* [Material for the task]:
[Start]

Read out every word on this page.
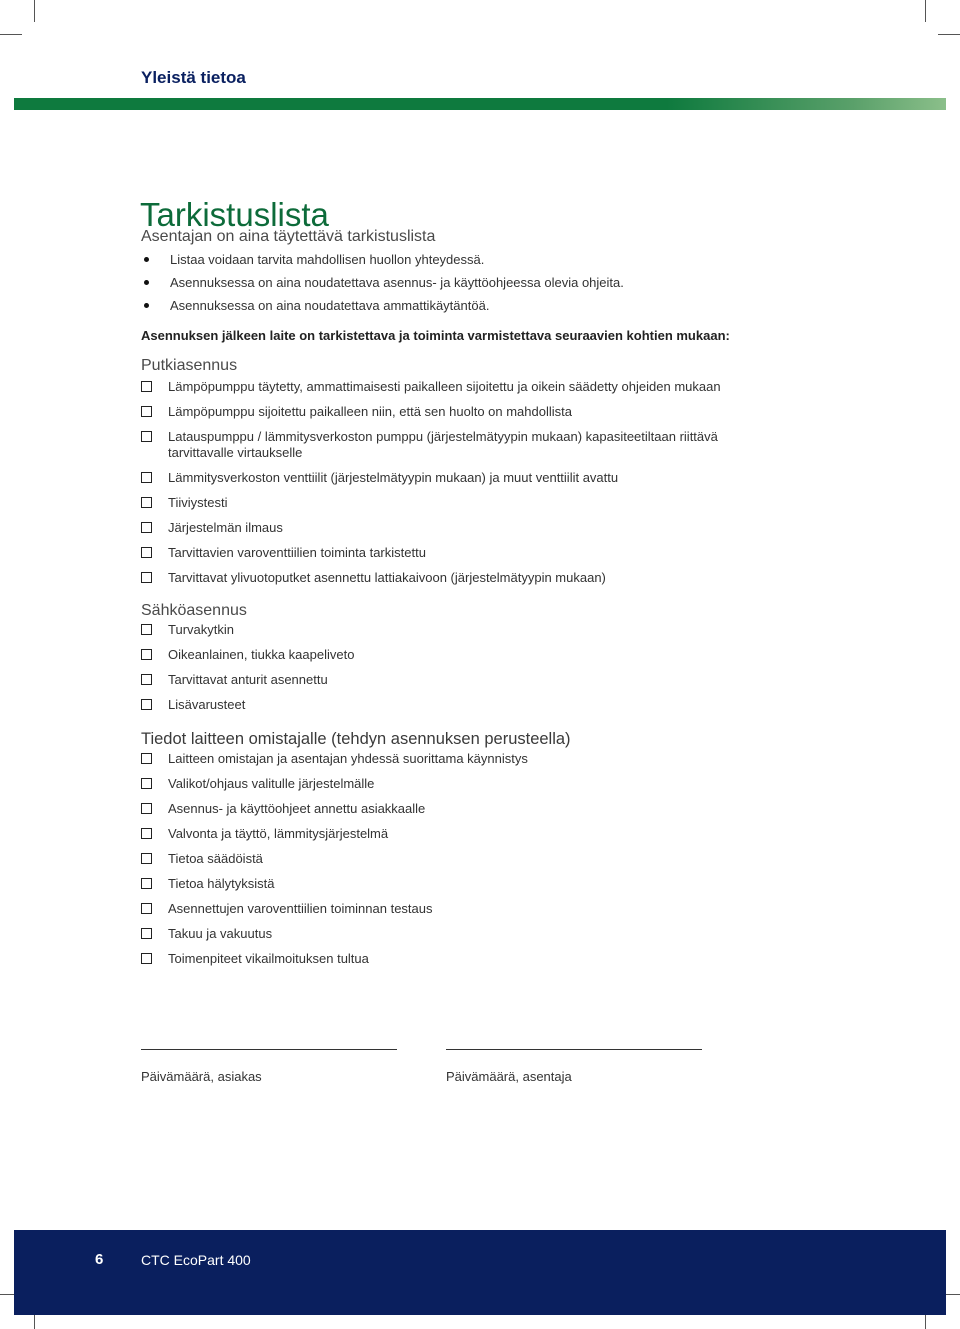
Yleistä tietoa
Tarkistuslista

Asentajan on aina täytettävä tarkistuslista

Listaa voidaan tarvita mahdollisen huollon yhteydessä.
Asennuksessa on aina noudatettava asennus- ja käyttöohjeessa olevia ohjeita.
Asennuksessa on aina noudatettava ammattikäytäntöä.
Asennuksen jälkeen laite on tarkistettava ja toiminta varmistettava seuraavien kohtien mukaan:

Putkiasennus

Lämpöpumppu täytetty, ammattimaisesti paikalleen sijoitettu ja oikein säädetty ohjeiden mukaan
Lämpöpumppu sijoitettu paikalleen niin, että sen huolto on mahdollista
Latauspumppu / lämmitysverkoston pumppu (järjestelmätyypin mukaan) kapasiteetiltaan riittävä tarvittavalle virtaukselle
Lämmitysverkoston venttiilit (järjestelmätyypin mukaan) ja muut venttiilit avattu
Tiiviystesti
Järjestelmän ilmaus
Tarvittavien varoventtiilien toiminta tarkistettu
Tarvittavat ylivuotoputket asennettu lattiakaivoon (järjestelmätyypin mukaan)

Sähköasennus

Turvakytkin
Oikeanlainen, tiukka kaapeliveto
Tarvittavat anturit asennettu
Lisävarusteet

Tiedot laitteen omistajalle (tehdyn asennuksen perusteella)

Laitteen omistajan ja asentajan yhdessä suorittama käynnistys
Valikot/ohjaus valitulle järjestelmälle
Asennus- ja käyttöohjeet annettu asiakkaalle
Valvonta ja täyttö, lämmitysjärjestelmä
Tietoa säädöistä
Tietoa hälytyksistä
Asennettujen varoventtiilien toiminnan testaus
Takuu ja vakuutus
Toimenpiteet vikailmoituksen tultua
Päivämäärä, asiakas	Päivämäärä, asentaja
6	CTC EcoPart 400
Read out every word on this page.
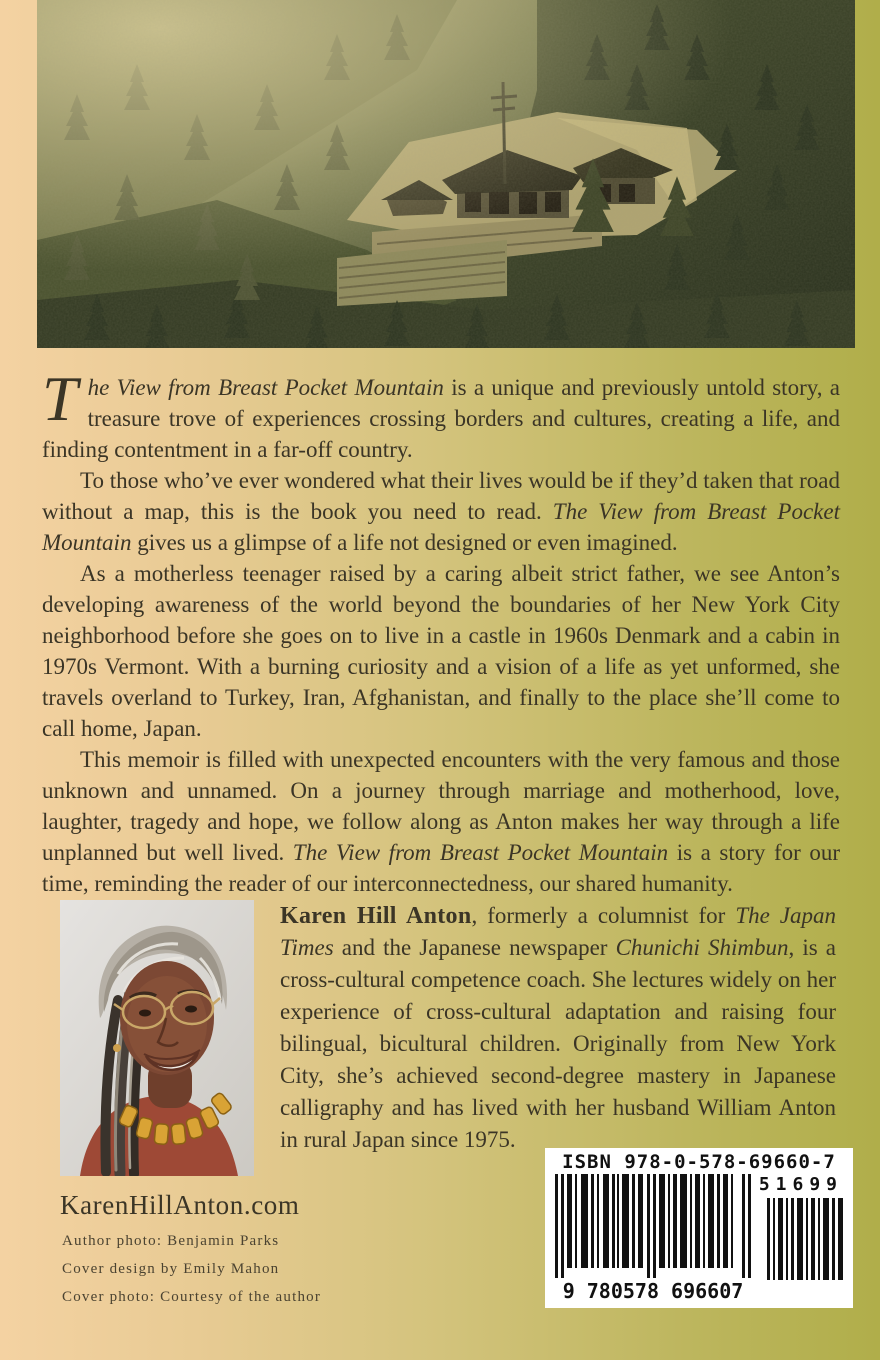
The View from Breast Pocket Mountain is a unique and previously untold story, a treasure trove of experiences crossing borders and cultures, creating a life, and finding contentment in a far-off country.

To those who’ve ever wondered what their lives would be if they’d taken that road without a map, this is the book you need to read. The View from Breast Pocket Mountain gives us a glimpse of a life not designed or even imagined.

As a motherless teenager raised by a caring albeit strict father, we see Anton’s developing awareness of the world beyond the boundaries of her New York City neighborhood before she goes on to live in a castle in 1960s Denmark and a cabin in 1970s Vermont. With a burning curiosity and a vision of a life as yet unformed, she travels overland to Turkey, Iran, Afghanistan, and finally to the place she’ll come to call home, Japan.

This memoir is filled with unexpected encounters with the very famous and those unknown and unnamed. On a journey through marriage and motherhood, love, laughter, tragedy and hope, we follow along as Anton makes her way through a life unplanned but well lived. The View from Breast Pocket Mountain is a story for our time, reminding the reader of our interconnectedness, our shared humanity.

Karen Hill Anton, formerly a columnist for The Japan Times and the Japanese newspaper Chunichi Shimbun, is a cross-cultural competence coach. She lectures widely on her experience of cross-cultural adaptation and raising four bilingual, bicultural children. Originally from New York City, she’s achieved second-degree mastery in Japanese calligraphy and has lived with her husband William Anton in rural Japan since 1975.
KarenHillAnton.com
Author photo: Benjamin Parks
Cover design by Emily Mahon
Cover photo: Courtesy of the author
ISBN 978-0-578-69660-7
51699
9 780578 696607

[End]
[Start]

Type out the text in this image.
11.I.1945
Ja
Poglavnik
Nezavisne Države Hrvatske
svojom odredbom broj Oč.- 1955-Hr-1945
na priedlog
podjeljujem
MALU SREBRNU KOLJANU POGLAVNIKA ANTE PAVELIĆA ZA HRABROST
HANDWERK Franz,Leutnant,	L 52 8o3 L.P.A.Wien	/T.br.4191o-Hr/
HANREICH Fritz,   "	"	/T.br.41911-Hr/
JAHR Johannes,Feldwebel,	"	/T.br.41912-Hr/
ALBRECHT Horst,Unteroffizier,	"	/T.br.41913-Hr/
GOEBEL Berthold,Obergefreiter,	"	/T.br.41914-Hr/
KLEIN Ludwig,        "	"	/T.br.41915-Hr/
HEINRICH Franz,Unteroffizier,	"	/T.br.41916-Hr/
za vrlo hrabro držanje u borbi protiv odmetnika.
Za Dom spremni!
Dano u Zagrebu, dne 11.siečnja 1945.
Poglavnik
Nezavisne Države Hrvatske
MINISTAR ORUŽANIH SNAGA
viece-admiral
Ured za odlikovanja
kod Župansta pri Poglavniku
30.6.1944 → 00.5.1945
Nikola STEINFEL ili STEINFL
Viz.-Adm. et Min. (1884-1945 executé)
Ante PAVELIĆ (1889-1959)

[End]
[Start]

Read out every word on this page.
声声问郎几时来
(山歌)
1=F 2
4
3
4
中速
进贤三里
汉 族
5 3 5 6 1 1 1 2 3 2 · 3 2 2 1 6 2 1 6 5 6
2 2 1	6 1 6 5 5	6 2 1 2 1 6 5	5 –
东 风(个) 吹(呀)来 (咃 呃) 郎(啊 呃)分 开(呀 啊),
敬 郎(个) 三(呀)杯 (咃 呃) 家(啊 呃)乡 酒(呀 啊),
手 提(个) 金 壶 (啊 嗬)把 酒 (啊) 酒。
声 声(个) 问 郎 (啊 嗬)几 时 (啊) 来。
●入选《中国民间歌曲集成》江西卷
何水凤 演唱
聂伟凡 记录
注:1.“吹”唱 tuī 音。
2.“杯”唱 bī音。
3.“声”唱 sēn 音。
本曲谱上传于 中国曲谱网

[End]

* [What to do]:
Across the records, count the lines holding the string "noudatettava". Give the number and stop.

* [Result of the task]:
2